Exercise objective: Scan the lines below for the string "ylabel" and copy every one that has it.
## BEGIN Task inputs
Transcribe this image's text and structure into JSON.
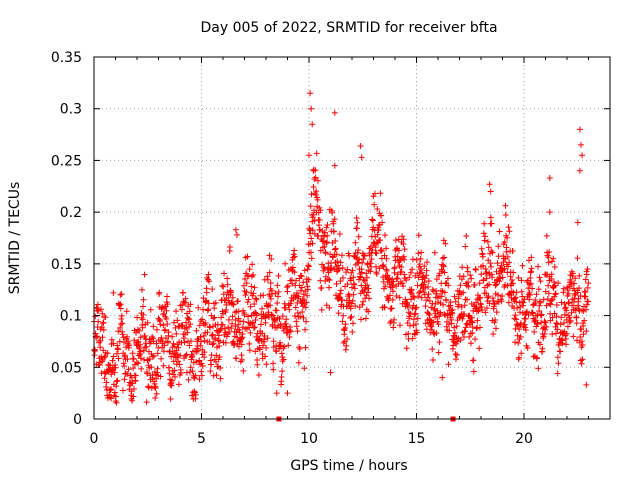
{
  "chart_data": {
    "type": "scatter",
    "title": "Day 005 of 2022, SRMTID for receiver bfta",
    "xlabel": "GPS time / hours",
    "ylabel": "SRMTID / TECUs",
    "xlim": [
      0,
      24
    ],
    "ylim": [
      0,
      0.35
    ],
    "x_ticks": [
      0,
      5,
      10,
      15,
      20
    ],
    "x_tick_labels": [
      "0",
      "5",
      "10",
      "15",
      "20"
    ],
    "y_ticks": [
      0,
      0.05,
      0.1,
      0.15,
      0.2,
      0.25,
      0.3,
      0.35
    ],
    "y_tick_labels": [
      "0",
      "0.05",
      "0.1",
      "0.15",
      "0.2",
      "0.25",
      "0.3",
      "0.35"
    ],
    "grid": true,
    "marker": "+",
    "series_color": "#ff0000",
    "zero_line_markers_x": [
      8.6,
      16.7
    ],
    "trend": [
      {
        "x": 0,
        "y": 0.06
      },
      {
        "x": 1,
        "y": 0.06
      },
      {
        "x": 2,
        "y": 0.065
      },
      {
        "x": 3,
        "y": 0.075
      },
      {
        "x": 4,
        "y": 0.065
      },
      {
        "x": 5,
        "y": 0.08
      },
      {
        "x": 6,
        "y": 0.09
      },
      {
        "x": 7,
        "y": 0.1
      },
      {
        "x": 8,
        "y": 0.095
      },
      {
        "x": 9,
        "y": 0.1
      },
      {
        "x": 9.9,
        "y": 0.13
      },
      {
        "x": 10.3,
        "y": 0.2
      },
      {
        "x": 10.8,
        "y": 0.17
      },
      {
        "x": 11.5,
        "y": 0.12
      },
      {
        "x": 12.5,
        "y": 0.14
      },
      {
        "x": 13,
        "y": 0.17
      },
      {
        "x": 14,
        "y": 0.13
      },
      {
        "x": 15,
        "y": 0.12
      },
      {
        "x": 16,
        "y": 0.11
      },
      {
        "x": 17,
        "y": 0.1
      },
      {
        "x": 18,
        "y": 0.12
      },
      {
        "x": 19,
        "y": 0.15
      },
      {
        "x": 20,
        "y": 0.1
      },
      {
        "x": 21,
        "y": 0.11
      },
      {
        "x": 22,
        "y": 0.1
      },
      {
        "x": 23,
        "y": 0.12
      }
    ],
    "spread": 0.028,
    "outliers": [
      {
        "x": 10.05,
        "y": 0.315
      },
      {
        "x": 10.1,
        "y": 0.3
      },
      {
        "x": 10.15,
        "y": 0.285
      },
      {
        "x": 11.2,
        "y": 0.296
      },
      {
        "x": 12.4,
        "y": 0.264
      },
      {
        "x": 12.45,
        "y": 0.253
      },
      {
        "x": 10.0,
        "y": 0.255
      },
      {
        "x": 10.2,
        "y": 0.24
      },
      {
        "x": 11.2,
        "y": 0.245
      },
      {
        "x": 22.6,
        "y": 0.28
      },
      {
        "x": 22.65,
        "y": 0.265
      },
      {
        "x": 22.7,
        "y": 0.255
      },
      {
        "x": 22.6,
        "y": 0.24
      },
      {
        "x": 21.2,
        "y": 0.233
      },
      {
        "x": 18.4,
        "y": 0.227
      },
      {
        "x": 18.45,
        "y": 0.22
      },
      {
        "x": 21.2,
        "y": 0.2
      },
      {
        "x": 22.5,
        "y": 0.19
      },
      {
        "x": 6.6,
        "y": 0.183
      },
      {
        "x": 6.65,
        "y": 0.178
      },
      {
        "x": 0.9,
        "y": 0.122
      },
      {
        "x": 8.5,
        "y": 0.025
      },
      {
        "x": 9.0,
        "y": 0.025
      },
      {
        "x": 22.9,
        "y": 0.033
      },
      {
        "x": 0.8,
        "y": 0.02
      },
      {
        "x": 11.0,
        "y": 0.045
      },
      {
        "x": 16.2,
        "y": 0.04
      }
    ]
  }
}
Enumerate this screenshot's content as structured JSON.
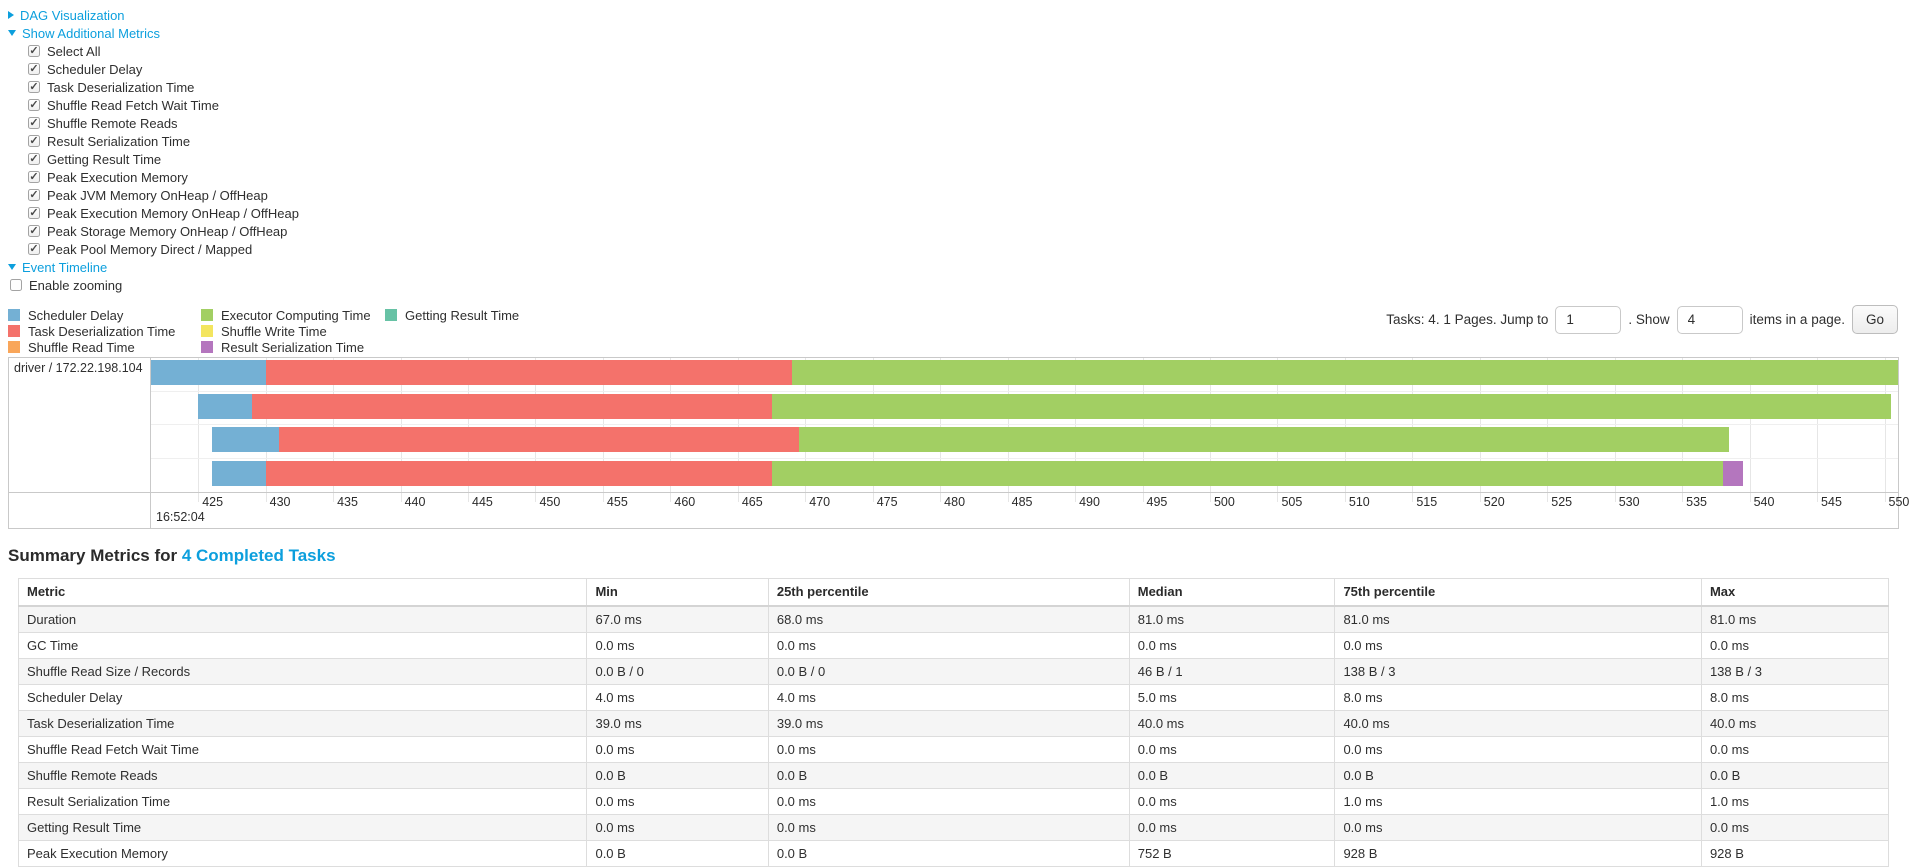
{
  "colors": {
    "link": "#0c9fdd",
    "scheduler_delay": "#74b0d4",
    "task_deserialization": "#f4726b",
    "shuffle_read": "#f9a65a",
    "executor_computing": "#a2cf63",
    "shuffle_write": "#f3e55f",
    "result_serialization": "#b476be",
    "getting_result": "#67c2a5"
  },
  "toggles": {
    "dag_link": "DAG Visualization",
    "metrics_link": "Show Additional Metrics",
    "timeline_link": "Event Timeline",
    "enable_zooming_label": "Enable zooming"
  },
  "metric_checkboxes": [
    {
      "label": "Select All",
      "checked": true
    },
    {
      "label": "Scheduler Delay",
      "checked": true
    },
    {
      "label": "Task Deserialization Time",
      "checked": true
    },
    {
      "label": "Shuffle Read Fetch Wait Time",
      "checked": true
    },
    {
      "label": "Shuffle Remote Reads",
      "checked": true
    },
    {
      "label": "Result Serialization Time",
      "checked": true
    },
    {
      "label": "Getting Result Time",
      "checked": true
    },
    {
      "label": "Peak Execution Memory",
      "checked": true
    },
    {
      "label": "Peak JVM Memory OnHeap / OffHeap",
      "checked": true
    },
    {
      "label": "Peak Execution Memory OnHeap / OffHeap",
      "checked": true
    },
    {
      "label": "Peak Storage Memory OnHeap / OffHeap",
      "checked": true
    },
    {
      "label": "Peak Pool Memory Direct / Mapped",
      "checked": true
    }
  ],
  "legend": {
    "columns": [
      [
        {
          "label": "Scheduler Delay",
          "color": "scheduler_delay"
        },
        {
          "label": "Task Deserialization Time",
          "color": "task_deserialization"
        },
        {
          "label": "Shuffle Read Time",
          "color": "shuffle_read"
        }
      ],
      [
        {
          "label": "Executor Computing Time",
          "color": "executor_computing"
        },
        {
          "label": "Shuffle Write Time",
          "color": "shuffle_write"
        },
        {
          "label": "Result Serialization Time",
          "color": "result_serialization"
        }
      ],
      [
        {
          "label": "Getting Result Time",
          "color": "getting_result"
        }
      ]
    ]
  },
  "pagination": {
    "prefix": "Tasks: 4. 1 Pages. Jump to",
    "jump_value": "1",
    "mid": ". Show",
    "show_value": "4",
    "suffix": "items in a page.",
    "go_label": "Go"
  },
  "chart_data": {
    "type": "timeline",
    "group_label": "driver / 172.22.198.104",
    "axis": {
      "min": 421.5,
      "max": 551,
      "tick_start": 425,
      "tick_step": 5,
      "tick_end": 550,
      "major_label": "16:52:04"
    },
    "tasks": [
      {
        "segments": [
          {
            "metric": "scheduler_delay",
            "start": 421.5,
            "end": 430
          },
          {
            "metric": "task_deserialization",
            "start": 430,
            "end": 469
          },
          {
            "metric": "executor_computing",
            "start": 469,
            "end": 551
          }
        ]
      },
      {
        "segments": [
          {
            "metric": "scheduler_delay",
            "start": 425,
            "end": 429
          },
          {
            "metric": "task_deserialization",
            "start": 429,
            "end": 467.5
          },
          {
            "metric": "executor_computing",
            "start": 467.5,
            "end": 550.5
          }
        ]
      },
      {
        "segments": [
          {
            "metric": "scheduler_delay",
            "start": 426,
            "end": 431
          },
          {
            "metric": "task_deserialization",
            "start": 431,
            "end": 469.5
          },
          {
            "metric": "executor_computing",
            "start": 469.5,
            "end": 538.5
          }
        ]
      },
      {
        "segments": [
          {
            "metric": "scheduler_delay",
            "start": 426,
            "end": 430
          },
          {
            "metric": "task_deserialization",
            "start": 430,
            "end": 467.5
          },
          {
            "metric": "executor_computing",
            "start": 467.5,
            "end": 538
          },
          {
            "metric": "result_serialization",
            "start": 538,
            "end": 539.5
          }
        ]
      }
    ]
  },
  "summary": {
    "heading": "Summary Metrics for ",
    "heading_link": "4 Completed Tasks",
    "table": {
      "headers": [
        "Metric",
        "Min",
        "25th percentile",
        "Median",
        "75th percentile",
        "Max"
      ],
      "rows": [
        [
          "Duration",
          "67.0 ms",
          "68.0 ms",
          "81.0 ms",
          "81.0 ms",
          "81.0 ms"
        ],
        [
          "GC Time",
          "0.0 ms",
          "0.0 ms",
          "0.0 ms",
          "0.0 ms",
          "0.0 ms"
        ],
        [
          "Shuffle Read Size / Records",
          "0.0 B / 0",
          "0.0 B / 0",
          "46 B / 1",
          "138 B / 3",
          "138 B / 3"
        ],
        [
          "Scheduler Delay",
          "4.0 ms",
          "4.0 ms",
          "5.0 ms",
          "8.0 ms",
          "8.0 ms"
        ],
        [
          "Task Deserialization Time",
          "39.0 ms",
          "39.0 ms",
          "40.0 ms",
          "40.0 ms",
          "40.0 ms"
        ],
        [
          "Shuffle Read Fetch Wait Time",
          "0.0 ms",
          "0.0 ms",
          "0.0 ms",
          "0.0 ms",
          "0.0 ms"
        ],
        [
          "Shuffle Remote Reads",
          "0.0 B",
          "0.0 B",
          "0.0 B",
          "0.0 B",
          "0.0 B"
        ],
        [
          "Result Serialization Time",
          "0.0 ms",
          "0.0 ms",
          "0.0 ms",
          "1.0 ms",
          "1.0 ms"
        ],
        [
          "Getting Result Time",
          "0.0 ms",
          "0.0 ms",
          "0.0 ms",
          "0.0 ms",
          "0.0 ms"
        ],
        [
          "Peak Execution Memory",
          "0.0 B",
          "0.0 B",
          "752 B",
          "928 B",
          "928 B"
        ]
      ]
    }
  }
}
## END Task inputs
## BEGIN Task inputs
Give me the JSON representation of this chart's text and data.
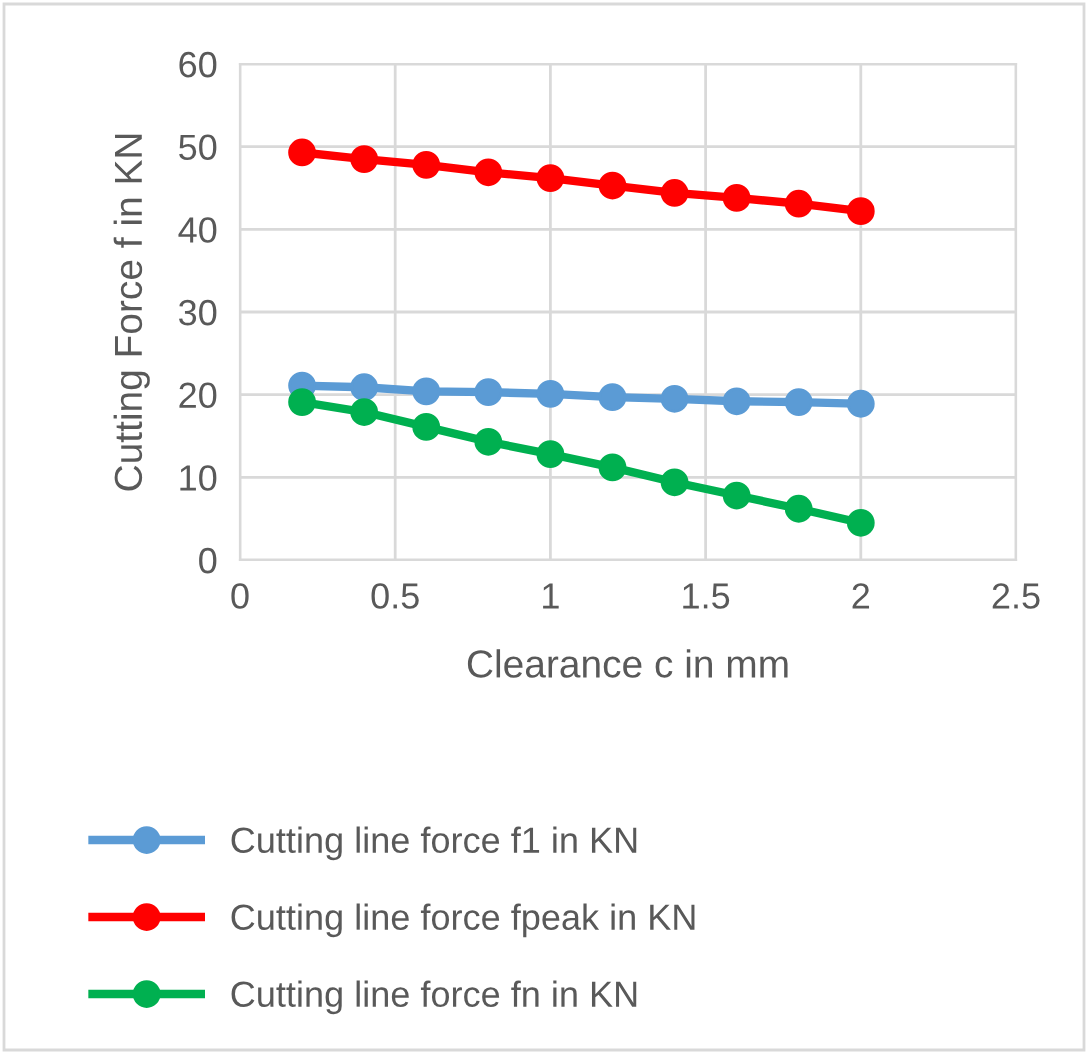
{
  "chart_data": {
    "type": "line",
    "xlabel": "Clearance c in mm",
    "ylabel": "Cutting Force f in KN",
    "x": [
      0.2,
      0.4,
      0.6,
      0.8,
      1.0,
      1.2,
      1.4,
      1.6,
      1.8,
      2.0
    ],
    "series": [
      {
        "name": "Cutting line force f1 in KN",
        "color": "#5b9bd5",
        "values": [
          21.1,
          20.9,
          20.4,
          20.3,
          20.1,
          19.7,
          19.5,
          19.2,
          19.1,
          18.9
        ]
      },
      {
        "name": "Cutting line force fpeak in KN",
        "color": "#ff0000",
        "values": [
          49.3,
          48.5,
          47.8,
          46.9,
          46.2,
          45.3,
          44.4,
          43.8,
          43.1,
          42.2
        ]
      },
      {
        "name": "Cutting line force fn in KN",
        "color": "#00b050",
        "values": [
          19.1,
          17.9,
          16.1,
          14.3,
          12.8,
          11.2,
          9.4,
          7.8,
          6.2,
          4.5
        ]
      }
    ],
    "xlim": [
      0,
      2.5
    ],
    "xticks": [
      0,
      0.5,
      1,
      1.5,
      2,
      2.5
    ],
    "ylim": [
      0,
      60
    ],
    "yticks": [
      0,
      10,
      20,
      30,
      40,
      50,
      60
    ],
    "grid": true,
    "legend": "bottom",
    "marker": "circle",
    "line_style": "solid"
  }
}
## END Task inputs
Problem solution:
    "ylabel": "SRMTID / TECUs",
    "ylabel": "Cutting Force f in KN",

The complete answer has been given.